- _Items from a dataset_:
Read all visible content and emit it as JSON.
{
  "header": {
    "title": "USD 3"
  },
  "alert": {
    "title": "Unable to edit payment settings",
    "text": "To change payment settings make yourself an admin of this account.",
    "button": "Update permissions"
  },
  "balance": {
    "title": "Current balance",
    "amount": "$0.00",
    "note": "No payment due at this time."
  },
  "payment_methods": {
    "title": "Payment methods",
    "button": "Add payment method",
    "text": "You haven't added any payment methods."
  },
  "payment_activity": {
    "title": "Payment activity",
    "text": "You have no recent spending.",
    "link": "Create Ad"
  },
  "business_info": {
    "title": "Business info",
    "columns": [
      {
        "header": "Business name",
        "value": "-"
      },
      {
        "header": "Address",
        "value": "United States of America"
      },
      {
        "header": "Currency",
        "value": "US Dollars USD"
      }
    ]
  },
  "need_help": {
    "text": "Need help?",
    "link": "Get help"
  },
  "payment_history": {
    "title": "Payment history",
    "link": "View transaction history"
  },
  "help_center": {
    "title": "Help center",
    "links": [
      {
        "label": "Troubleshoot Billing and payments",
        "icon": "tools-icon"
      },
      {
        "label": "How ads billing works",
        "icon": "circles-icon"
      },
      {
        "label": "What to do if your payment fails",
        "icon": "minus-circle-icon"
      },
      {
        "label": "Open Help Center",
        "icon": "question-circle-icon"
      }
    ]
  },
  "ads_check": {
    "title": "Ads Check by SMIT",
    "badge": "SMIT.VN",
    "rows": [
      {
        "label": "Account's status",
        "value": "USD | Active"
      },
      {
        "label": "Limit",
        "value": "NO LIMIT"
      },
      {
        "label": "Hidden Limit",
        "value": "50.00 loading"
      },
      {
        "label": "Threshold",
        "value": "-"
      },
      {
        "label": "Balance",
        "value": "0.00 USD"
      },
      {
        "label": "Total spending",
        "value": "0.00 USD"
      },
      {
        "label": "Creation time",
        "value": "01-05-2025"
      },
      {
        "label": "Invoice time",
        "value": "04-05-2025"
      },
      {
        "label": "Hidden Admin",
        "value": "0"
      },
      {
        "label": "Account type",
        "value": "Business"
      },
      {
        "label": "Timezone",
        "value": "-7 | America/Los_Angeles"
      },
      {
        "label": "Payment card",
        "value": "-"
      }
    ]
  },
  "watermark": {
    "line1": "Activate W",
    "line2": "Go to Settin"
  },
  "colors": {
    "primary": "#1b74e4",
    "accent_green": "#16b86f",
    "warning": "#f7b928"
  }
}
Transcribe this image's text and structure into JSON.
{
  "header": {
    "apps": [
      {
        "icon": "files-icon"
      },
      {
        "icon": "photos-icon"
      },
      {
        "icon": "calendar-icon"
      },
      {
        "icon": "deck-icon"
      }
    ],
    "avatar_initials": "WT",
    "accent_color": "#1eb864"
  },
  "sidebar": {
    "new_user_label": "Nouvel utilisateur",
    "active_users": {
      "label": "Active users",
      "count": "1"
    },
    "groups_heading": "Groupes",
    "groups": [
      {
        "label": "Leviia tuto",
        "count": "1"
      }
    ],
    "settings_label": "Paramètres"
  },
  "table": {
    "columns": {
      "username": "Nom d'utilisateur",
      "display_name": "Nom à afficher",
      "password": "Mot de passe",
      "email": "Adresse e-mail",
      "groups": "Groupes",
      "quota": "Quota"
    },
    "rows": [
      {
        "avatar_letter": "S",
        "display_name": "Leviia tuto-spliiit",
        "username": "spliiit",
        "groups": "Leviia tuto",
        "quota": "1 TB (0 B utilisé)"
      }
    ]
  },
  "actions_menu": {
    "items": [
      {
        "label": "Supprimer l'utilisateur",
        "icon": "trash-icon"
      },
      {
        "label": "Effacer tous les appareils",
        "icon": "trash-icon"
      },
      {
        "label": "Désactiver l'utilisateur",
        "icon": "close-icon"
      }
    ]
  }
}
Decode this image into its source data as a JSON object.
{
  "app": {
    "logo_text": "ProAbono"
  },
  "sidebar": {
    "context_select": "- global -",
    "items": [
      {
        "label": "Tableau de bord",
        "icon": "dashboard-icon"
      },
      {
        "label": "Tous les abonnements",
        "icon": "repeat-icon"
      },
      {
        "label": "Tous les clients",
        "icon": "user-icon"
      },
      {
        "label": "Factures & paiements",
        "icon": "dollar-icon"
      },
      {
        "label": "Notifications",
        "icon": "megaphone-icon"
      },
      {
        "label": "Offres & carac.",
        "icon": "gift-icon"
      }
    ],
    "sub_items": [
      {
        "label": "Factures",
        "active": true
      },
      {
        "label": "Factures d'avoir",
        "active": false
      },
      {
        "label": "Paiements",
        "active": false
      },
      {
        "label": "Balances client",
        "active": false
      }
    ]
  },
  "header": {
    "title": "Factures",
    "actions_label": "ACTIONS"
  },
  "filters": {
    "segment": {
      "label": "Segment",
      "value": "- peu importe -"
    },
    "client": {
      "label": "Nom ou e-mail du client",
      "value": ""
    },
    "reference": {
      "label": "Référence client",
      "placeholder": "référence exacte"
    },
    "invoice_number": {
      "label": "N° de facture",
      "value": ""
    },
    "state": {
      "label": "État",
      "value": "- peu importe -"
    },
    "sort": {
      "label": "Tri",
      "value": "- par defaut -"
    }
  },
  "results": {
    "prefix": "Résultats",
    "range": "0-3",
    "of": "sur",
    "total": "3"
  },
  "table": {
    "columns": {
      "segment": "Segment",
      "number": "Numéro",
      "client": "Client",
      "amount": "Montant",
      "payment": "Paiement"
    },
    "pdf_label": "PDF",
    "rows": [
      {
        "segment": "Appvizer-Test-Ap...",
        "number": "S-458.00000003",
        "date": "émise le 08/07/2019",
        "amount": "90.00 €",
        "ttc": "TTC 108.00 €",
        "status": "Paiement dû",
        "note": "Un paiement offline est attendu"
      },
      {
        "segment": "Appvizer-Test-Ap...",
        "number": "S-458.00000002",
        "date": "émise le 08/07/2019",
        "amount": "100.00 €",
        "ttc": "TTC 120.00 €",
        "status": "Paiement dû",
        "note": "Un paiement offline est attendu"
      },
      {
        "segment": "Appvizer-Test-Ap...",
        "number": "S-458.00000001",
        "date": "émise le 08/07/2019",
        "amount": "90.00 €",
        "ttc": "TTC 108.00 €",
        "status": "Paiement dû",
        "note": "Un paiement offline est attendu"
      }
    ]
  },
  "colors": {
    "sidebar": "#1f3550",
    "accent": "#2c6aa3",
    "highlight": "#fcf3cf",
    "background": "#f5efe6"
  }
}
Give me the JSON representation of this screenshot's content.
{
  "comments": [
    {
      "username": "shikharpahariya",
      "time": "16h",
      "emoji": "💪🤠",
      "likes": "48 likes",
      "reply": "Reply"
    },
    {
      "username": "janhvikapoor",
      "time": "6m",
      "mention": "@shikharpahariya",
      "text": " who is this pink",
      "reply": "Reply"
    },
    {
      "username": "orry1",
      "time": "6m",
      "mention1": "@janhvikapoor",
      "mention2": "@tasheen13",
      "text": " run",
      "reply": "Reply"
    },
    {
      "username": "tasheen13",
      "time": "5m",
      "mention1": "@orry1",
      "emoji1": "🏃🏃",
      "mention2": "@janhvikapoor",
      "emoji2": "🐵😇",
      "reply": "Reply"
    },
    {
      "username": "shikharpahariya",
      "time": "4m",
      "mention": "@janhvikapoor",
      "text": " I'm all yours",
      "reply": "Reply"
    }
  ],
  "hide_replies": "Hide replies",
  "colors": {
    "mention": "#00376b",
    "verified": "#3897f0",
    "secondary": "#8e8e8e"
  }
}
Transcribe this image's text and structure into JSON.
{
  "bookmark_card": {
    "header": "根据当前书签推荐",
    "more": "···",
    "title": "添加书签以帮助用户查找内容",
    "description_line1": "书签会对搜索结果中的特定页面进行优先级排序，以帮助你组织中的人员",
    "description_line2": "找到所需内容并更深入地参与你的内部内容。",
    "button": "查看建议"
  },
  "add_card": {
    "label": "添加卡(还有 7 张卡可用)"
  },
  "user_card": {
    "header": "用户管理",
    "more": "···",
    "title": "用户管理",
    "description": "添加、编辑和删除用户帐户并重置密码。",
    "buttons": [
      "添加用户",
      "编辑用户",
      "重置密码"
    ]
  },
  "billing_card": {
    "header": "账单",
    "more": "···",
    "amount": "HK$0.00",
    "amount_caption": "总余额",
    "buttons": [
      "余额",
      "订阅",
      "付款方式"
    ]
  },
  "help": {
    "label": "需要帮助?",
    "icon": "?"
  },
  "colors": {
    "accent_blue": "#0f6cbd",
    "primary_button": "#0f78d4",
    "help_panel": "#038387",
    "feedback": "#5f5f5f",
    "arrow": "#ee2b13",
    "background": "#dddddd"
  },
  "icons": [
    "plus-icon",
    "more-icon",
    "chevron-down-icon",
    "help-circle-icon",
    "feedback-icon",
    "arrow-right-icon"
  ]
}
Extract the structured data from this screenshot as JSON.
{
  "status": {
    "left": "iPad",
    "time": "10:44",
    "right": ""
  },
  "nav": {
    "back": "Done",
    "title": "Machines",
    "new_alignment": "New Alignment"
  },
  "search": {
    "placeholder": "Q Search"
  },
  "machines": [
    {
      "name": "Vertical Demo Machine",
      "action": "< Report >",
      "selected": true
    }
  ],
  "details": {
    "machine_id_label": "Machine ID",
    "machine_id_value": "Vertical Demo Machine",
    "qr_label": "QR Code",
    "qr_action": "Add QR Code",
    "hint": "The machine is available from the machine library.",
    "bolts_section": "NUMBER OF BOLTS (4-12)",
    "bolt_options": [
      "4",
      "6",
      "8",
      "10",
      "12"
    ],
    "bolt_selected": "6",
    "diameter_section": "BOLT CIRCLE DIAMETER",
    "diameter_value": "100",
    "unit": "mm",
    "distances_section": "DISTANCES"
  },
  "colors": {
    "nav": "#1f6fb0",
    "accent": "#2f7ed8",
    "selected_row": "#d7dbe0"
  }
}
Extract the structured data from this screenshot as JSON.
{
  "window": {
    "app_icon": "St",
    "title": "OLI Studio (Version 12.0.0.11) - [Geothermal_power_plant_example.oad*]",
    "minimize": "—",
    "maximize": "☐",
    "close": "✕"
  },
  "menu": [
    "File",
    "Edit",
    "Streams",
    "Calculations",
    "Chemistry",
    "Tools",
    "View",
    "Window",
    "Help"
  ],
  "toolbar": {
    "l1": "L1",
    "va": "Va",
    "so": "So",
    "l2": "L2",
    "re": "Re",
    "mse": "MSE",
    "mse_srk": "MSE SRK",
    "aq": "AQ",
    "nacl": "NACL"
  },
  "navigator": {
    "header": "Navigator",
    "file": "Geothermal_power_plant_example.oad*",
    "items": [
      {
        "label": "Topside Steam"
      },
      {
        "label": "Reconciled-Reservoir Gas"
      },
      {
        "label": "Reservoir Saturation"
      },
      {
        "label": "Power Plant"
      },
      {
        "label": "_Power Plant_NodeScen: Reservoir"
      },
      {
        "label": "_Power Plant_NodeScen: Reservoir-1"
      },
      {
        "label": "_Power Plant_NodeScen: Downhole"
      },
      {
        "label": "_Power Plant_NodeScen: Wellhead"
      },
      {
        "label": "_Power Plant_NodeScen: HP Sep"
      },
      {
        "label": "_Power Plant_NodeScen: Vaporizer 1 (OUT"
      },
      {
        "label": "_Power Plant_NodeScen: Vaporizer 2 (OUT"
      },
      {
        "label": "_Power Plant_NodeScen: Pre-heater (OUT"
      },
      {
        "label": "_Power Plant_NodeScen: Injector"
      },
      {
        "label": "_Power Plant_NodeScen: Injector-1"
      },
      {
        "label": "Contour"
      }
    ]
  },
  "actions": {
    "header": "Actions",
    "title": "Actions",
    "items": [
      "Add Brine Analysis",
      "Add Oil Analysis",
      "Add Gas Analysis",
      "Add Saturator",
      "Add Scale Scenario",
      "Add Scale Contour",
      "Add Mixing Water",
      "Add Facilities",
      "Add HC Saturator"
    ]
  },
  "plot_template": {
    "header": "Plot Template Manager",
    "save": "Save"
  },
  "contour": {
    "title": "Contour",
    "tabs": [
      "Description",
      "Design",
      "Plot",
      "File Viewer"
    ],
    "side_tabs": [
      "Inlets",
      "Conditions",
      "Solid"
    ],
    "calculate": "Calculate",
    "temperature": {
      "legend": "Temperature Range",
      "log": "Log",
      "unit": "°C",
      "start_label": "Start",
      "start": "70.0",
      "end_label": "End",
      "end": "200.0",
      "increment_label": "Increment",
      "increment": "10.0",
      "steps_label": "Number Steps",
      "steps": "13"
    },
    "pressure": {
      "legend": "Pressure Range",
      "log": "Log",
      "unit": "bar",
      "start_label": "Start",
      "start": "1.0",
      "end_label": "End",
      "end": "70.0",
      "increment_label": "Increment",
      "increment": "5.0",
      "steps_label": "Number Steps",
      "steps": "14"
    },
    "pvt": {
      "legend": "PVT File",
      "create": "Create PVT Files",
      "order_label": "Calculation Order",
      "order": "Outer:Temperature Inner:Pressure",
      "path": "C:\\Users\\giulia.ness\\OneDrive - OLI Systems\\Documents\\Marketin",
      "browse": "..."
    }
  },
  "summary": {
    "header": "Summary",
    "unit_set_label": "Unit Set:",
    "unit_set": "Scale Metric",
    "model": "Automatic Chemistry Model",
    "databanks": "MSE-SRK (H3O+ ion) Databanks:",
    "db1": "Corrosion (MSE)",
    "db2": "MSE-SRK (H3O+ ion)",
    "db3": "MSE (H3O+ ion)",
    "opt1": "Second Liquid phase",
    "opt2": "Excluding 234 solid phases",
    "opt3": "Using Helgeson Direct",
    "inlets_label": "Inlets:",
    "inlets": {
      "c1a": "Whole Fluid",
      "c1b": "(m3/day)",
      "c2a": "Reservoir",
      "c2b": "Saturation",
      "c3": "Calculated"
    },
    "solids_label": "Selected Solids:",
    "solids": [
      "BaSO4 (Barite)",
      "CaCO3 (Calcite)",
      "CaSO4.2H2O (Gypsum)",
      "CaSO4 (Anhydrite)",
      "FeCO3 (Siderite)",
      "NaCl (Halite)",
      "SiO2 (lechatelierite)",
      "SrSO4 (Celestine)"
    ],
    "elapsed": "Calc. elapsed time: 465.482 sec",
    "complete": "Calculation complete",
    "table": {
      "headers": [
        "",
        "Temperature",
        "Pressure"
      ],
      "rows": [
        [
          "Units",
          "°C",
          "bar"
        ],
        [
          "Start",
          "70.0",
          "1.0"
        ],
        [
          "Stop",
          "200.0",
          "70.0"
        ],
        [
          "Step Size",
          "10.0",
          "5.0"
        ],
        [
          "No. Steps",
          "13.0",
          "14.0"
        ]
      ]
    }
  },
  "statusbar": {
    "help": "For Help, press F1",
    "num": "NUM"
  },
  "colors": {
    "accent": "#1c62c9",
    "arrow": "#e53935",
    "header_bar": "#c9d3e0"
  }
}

- _Aim of the task_:
State the number of lines in the records that include "JSON", and write nothing else.

- _Output for this exercise_:
7